Set problem | Copy each line where the word "الرواة" occurs.

Provided records |
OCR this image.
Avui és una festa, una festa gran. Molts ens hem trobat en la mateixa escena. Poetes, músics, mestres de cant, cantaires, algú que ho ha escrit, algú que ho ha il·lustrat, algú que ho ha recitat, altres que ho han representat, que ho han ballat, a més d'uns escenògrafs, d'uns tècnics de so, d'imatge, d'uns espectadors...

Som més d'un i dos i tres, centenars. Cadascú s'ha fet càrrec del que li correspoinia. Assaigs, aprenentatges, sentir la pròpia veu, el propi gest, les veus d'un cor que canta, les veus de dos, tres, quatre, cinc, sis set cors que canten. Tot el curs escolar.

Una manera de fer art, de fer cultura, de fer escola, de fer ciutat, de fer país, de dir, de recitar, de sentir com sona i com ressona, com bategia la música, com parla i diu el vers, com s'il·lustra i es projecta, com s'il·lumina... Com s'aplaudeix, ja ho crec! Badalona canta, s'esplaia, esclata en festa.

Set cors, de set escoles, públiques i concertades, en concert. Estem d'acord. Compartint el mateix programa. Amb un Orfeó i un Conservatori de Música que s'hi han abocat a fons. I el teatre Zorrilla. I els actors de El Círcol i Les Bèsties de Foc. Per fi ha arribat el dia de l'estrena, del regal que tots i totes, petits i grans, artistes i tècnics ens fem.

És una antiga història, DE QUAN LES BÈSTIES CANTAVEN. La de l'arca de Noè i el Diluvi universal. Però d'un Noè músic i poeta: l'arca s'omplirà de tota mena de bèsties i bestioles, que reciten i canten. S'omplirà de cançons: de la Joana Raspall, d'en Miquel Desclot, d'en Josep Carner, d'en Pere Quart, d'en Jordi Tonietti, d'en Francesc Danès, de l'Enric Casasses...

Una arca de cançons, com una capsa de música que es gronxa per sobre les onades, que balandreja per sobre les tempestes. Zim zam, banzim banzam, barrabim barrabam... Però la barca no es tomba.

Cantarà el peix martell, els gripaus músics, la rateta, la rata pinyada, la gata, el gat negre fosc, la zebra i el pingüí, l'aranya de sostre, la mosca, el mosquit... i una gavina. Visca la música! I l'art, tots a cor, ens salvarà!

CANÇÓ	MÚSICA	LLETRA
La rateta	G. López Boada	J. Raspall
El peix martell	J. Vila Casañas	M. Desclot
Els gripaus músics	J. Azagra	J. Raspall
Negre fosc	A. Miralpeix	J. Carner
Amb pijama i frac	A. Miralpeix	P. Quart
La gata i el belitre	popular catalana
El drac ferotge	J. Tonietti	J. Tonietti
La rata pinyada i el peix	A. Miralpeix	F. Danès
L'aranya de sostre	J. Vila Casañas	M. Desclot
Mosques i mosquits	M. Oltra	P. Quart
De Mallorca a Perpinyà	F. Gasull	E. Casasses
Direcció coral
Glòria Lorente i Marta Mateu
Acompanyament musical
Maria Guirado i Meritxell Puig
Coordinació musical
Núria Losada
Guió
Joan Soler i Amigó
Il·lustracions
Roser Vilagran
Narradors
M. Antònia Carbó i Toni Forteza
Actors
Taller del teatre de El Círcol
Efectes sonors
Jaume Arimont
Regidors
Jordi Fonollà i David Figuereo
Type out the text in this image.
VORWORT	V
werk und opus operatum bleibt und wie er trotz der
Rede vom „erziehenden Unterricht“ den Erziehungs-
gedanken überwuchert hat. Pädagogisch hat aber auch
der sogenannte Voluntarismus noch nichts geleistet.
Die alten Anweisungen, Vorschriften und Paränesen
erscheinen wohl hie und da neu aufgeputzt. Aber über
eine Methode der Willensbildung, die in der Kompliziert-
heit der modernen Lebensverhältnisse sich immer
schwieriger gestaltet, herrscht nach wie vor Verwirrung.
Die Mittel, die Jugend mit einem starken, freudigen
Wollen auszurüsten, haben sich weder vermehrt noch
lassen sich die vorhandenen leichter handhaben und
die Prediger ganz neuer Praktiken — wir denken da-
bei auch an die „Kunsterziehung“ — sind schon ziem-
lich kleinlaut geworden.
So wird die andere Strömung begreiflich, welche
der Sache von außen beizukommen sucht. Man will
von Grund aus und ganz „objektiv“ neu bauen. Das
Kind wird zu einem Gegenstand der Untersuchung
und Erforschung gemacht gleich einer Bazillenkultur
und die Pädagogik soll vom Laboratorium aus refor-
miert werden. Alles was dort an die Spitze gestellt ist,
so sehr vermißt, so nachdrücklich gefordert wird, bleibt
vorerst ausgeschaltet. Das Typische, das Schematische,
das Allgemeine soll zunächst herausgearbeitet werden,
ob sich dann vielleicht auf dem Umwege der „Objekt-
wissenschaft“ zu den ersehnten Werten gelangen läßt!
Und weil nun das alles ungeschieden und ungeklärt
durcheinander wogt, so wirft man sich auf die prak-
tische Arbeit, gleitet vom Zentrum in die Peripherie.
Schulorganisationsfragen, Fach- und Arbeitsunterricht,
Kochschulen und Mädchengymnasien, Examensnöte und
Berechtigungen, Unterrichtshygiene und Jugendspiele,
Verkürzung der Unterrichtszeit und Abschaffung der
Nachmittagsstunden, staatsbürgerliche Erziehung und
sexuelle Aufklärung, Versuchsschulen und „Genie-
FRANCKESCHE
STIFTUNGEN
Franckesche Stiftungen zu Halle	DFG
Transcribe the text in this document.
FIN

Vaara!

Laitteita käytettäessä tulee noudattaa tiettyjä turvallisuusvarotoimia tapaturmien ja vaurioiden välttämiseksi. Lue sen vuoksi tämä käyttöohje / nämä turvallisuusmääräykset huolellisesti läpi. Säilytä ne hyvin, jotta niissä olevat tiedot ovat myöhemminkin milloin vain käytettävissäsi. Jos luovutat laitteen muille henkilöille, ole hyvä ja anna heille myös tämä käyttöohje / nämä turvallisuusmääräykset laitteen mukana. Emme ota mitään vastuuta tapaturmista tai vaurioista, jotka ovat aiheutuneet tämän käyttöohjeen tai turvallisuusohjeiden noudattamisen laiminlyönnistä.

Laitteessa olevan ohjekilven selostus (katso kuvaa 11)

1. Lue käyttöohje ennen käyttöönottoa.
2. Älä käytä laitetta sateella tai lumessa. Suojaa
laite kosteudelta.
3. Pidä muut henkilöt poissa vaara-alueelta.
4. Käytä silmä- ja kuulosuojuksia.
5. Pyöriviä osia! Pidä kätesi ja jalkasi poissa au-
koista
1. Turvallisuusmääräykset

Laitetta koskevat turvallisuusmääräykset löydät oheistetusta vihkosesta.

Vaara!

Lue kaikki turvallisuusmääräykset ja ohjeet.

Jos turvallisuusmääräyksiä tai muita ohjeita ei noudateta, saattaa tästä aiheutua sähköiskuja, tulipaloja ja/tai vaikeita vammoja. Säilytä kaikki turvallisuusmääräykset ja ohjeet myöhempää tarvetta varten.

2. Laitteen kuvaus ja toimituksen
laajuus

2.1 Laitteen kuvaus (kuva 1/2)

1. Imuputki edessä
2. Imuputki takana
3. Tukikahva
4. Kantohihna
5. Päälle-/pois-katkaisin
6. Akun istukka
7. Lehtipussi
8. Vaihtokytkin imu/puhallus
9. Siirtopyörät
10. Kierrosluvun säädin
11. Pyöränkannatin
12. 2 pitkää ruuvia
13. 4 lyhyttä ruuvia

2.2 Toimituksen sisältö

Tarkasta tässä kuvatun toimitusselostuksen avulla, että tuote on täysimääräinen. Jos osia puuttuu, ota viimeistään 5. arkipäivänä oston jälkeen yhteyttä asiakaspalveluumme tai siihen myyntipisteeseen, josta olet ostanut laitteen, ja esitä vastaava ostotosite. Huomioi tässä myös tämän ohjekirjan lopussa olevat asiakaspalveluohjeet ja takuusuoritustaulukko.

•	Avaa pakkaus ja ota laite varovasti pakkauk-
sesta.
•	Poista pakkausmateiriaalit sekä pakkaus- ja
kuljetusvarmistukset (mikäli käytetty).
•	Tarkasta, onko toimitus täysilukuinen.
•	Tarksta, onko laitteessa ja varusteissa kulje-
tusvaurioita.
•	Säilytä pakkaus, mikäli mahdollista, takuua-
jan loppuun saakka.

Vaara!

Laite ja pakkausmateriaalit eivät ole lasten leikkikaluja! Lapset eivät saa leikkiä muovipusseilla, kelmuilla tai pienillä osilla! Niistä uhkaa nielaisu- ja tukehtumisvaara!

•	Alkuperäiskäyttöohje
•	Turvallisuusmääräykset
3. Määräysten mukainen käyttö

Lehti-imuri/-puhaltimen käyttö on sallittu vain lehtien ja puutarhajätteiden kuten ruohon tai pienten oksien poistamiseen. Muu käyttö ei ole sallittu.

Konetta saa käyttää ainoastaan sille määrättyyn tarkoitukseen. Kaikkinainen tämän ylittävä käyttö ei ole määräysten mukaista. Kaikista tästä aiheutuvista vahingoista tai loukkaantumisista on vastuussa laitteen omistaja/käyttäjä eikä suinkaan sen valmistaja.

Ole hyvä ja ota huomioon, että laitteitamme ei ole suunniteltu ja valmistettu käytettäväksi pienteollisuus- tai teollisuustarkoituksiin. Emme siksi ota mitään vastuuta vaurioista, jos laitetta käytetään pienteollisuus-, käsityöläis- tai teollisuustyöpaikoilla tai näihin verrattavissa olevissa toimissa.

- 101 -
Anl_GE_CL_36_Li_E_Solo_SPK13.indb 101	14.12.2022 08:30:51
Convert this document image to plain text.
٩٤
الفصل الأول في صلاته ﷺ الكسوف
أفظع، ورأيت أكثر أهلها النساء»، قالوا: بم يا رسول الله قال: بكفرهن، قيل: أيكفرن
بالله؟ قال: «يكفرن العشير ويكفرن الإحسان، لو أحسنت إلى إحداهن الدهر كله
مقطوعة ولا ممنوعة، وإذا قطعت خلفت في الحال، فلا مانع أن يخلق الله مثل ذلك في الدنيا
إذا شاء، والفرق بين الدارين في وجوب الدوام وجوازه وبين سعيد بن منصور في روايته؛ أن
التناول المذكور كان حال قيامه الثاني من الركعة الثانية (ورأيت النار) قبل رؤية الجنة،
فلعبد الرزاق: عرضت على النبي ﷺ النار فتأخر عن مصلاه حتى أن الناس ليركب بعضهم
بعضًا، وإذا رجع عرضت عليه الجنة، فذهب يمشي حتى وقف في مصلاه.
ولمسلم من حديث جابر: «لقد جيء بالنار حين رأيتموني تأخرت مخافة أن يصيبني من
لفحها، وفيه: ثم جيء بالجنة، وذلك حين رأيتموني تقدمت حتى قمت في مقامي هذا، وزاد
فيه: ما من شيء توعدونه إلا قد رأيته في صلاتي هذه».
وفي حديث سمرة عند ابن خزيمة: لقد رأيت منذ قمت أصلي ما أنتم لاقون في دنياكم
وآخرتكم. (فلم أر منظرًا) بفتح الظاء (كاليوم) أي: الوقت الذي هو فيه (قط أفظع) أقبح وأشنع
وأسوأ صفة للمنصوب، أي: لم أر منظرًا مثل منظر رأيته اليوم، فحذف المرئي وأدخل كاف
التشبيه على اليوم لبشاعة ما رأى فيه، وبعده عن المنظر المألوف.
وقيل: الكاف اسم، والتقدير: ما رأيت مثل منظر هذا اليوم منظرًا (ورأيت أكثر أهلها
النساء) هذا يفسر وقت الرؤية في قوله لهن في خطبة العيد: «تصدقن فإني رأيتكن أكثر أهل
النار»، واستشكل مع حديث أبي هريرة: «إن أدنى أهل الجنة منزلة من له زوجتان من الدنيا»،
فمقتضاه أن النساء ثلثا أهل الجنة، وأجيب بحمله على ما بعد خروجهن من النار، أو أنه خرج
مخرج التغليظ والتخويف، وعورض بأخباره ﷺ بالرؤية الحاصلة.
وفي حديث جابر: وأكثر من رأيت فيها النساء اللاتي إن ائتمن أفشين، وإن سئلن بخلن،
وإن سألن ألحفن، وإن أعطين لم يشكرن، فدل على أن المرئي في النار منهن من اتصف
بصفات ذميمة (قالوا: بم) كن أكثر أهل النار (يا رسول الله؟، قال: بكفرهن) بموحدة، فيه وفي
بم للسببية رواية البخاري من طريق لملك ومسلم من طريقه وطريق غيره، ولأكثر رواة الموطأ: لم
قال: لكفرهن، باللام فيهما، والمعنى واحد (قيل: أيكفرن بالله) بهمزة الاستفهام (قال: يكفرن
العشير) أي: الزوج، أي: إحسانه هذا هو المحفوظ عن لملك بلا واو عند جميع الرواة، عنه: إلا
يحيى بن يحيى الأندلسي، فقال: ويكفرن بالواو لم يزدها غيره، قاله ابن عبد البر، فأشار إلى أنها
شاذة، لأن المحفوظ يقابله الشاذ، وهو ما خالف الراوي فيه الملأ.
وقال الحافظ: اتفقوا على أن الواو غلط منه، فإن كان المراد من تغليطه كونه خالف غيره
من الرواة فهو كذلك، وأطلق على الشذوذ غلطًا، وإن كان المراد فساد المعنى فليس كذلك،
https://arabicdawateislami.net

Result of this task |
العشير) أي: الزوج، أي: إحسانه هذا هو المحفوظ عن لملك بلا واو عند جميع الرواة، عنه: إلا
من الرواة فهو كذلك، وأطلق على الشذوذ غلطًا، وإن كان المراد فساد المعنى فليس كذلك،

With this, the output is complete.